• YOUR GOAL: Count the lines in the records below that contain the word "nežádoucími", and give only that number.

— Start of DATASET —

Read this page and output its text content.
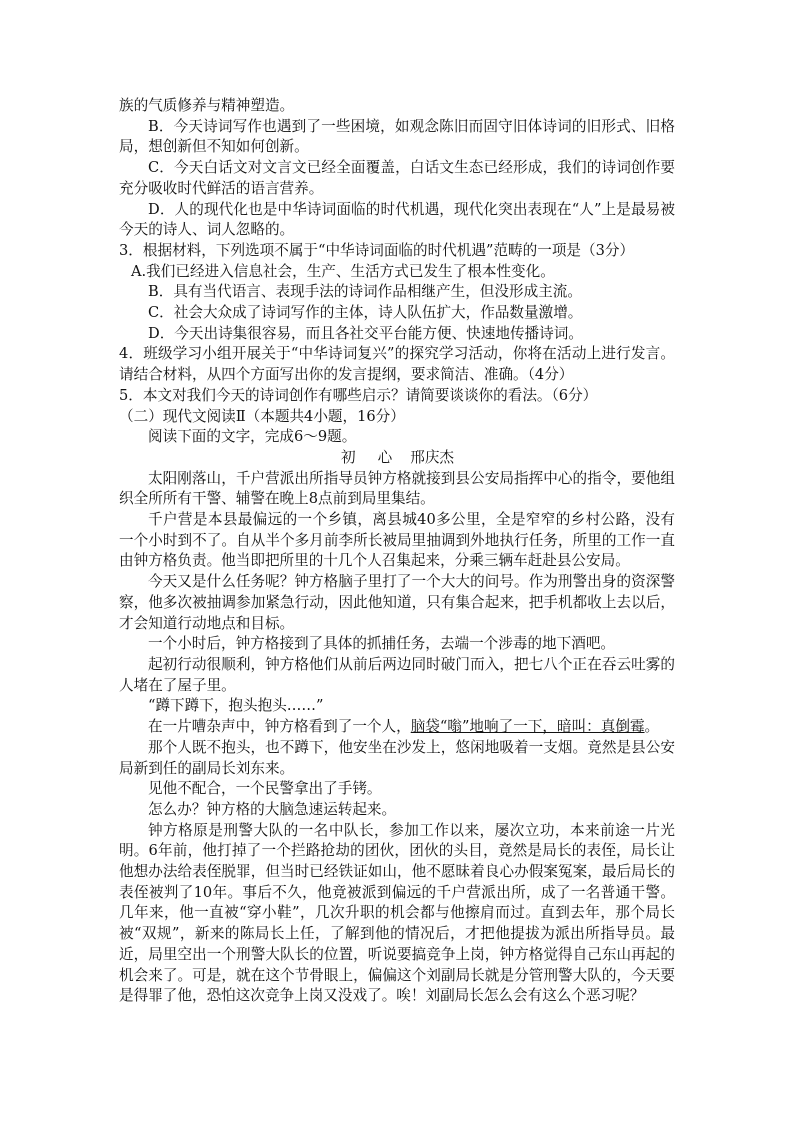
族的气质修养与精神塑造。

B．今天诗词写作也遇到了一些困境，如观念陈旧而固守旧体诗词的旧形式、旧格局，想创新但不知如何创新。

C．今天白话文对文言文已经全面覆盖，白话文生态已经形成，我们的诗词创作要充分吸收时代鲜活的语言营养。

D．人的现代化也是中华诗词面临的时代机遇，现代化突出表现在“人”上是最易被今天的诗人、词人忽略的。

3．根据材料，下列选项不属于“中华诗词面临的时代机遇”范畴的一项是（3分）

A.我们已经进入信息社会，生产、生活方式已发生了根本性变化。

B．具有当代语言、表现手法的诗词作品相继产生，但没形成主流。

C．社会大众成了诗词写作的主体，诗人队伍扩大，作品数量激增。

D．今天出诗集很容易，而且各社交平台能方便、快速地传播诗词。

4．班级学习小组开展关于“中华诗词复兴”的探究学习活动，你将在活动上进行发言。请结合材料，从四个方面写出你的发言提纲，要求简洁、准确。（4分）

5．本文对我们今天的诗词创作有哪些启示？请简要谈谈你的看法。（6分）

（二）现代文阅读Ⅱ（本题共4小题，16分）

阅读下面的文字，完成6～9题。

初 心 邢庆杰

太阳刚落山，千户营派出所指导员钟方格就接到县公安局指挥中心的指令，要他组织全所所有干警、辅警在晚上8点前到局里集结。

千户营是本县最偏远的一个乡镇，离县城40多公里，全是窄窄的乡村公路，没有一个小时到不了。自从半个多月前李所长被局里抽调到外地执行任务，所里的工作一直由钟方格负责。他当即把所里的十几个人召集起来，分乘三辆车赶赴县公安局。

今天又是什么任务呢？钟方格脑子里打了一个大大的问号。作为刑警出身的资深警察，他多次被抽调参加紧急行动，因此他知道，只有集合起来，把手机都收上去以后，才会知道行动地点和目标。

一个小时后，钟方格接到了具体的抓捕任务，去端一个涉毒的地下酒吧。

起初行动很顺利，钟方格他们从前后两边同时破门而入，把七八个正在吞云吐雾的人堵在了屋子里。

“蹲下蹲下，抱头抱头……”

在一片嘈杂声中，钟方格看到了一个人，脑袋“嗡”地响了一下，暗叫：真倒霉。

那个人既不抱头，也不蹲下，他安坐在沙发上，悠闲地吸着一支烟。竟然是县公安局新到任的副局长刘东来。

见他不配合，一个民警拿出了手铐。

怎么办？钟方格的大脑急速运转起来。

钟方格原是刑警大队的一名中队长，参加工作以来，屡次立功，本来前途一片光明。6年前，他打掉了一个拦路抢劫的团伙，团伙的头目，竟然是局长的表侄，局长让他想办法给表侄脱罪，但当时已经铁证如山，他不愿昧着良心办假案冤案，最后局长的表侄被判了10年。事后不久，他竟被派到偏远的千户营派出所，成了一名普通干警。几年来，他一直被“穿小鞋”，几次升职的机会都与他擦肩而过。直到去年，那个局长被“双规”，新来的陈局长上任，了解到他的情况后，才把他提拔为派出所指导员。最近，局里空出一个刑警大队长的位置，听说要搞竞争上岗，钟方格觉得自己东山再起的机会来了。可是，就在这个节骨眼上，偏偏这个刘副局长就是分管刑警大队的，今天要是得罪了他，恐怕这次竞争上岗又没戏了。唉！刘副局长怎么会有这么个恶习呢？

— End of DATASET —
— Start of DATASET —

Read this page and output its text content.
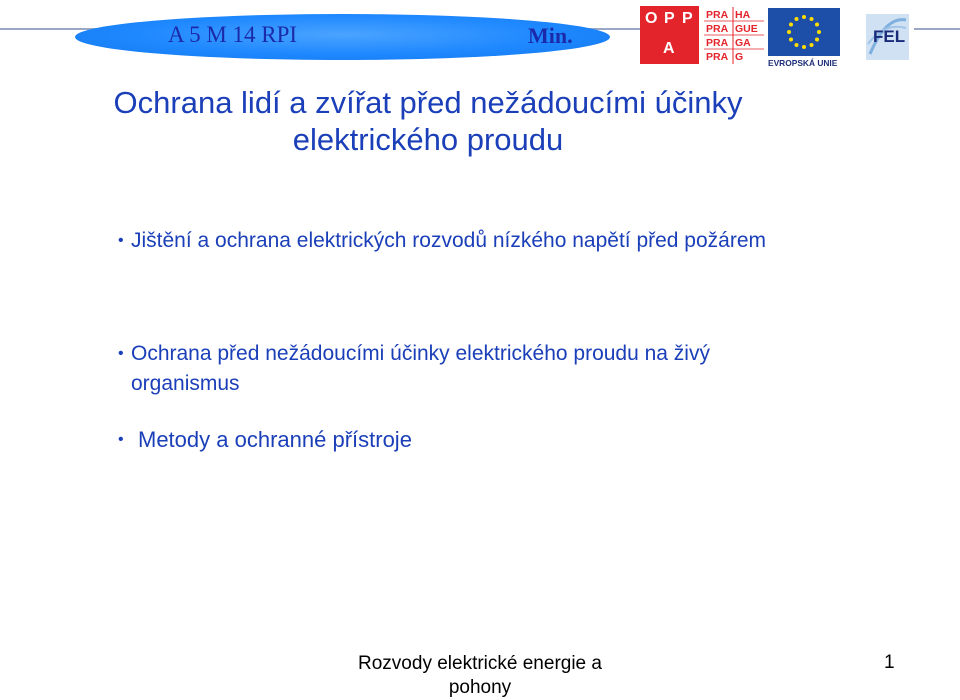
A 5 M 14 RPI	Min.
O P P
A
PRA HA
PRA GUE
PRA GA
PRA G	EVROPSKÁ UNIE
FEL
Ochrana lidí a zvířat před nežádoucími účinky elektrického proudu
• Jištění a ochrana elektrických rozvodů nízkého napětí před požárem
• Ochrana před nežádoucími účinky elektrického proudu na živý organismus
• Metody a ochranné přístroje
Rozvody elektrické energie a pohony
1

— End of DATASET —

• RESULT: 2